### [Figure data in JSON]
[BEGIN]

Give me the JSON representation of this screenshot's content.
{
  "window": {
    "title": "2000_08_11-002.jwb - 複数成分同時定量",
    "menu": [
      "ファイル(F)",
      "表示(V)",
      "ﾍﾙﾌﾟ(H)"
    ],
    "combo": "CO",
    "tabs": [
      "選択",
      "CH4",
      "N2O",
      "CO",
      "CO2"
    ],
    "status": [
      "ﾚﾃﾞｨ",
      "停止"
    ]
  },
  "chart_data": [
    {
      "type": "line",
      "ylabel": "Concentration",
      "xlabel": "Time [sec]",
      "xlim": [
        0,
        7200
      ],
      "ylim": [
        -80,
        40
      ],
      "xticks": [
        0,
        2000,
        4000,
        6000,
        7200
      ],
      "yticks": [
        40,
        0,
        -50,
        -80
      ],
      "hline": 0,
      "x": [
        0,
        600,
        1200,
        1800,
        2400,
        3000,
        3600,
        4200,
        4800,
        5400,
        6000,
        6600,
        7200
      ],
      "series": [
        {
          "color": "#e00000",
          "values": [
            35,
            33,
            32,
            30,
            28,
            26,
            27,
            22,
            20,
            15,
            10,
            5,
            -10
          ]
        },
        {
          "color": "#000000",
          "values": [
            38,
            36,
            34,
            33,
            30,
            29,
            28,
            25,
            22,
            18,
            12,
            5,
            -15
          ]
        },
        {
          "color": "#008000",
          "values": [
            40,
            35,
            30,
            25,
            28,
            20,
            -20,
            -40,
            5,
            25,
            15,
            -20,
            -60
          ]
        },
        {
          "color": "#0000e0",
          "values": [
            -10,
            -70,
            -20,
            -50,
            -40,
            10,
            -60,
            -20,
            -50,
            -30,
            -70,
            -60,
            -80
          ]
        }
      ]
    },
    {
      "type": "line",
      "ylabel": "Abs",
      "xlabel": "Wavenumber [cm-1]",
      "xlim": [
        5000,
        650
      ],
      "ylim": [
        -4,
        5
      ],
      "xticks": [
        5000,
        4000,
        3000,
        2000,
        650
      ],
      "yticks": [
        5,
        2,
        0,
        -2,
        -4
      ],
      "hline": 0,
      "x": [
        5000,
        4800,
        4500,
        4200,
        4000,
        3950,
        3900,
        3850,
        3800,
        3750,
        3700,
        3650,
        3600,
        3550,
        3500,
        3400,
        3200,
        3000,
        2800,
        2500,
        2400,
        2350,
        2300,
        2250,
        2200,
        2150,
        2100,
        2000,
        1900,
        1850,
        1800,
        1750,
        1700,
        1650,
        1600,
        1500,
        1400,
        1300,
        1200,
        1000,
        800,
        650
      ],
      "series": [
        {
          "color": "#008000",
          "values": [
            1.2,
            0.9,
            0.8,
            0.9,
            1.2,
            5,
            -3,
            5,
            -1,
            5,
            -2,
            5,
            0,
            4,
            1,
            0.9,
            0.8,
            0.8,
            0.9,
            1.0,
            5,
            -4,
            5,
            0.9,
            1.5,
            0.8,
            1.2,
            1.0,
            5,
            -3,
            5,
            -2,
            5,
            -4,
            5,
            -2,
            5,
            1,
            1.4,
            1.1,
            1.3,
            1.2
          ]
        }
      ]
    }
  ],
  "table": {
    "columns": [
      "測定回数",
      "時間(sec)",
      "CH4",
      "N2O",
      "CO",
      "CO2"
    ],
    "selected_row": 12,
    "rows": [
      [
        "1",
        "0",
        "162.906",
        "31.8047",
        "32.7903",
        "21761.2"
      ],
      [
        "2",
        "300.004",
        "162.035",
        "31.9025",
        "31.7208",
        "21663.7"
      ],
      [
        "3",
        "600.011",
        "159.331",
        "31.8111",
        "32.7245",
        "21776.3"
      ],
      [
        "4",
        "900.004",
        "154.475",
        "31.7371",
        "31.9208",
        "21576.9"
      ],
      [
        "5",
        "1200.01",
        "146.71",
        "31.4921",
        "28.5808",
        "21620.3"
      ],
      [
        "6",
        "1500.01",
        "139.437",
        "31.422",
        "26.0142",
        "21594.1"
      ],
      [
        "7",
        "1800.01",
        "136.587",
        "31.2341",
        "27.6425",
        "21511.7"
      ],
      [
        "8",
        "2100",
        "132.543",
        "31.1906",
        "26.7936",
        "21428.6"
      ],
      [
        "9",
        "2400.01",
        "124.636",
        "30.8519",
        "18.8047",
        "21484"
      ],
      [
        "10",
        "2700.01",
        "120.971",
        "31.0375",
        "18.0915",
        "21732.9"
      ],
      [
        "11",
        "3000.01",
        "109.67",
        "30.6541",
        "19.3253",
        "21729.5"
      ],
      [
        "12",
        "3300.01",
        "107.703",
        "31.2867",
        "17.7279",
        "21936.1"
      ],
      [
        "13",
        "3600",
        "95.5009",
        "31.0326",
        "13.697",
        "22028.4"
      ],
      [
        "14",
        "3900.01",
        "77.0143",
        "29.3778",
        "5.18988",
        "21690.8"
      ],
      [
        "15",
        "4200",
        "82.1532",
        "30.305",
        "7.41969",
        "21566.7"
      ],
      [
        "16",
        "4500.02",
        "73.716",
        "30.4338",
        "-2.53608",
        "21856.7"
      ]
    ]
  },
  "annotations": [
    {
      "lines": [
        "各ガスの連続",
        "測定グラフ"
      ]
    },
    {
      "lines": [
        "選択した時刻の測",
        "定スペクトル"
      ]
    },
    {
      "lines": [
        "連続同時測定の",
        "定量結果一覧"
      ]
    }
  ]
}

[END]
[BEGIN]

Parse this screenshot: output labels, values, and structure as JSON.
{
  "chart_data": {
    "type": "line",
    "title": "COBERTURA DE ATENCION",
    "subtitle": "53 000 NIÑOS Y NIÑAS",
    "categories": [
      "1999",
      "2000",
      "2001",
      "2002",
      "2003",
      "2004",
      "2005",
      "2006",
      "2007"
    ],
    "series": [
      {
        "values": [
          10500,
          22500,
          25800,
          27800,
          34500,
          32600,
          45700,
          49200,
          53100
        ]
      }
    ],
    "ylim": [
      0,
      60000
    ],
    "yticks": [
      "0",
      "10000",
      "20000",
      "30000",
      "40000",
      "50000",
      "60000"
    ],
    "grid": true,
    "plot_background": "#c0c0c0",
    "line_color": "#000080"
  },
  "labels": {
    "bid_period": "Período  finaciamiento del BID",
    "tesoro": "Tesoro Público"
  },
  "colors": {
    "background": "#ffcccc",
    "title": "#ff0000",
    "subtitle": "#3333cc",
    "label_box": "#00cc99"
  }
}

[END]
[BEGIN]

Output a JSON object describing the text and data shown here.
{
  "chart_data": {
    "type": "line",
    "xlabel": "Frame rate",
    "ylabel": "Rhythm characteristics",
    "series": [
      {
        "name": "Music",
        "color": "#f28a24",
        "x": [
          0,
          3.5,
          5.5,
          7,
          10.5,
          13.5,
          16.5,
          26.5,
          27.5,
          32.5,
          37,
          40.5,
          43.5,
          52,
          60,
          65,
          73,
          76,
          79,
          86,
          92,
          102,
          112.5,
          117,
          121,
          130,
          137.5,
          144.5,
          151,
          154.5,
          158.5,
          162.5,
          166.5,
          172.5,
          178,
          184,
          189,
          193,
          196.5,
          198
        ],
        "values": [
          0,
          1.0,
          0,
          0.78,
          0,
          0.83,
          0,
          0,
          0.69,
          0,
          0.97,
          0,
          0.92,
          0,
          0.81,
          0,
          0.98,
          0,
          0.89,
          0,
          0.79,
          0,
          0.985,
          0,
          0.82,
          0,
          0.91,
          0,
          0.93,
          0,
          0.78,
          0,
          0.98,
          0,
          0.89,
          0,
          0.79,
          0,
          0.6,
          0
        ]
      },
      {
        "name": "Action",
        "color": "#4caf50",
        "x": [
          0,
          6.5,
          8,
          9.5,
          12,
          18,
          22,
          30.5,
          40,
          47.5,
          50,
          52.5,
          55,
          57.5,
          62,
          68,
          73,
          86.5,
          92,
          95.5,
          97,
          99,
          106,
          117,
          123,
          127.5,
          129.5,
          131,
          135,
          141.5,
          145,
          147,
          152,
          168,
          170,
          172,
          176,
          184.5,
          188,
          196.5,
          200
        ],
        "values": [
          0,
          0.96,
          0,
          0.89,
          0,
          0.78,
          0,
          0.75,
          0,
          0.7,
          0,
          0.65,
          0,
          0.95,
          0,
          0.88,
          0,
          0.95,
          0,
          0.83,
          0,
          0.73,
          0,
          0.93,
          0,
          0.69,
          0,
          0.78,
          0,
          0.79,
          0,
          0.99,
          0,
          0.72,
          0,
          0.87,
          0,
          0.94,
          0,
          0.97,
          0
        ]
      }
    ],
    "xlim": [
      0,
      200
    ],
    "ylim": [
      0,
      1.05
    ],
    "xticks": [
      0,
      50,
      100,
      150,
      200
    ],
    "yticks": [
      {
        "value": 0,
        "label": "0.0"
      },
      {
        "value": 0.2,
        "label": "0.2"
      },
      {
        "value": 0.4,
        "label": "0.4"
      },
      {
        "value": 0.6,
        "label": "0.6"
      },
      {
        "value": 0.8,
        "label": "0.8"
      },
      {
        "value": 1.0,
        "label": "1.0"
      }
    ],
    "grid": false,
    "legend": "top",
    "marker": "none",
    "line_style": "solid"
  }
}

[END]

### [The task]
Within the data above, count the lines that contain the string "screenshot"; the reply is the number alone.

### [The response]
2